* Information shown:
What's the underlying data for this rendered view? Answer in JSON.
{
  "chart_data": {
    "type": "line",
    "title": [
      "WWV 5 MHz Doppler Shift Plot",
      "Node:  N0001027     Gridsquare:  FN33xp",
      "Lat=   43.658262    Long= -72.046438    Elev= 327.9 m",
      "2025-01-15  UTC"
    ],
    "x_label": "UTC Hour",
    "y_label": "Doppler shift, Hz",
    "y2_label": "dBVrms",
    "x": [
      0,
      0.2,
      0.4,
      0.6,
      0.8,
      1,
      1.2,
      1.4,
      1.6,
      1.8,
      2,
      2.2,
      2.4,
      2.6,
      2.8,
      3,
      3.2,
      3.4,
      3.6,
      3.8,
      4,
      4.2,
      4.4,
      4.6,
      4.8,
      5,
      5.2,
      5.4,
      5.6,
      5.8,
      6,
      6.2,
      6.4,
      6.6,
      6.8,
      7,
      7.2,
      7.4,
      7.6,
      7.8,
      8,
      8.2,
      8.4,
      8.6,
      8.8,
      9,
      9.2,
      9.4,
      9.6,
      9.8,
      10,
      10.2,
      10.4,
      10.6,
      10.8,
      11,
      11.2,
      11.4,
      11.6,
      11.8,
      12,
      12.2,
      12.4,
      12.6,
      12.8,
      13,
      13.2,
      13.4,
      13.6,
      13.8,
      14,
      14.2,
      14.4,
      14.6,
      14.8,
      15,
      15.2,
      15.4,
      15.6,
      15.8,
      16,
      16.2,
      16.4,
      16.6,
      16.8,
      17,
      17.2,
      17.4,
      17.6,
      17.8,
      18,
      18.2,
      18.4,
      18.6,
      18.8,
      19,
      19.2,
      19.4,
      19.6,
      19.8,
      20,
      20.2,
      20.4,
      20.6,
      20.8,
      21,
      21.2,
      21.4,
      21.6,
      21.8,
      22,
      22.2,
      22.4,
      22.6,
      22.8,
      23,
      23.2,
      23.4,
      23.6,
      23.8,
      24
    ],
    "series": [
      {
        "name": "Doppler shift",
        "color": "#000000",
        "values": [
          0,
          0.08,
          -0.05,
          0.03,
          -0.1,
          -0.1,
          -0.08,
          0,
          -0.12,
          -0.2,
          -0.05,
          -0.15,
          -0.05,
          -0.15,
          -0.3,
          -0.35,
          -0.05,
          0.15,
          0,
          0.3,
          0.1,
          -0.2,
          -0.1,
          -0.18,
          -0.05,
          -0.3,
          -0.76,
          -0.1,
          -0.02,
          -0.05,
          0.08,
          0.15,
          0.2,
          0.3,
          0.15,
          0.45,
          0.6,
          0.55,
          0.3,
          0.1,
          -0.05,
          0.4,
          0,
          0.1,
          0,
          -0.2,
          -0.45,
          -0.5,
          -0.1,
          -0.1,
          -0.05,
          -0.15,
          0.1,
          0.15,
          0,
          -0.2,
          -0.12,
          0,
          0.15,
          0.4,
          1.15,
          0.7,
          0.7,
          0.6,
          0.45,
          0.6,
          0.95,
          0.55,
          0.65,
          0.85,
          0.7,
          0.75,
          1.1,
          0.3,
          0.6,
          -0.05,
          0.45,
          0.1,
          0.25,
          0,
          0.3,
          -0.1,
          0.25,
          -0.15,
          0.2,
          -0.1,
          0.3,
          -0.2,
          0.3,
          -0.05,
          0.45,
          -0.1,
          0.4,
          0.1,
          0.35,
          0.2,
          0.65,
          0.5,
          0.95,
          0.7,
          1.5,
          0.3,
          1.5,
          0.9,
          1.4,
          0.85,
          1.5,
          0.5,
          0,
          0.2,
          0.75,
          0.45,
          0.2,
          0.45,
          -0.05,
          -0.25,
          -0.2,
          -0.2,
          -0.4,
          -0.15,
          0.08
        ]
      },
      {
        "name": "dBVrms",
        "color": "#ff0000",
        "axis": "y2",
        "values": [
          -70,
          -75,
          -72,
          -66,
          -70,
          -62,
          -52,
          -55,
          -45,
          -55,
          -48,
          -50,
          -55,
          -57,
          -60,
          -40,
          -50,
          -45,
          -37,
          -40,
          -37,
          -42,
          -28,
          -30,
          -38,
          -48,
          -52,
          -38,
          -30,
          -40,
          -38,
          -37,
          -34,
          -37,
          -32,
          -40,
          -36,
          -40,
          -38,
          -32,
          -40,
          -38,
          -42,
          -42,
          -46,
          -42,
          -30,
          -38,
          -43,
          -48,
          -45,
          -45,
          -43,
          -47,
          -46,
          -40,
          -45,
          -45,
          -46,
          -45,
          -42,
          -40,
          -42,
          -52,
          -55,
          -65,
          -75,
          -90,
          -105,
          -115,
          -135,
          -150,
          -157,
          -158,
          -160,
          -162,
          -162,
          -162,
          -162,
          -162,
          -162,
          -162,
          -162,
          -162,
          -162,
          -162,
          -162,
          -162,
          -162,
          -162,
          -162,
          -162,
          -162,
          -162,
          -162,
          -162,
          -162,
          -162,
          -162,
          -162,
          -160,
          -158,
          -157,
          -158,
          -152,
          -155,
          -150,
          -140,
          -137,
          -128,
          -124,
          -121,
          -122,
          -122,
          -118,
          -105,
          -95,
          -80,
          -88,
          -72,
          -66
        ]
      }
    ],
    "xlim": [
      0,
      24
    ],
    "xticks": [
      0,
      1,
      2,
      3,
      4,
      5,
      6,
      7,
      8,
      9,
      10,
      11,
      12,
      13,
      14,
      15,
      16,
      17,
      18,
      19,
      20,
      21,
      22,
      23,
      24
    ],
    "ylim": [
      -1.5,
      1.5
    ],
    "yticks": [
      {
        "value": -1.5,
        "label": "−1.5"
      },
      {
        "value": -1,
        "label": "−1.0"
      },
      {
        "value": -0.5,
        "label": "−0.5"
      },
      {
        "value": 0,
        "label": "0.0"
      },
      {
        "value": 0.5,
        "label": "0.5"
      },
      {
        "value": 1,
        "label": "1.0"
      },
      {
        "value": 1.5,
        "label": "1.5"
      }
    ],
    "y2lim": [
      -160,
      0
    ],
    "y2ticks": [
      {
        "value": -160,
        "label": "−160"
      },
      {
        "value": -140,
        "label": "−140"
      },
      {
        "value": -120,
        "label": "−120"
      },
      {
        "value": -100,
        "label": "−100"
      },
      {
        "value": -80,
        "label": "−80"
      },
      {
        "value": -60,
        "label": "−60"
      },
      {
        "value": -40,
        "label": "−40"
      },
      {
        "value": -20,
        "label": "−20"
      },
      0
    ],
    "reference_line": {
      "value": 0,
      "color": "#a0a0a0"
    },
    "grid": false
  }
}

* What to work on: Collect each line of the entries that has the word "color", copying it in full.

* Output:
        "color": "#000000",
        "color": "#ff0000",
      "color": "#a0a0a0"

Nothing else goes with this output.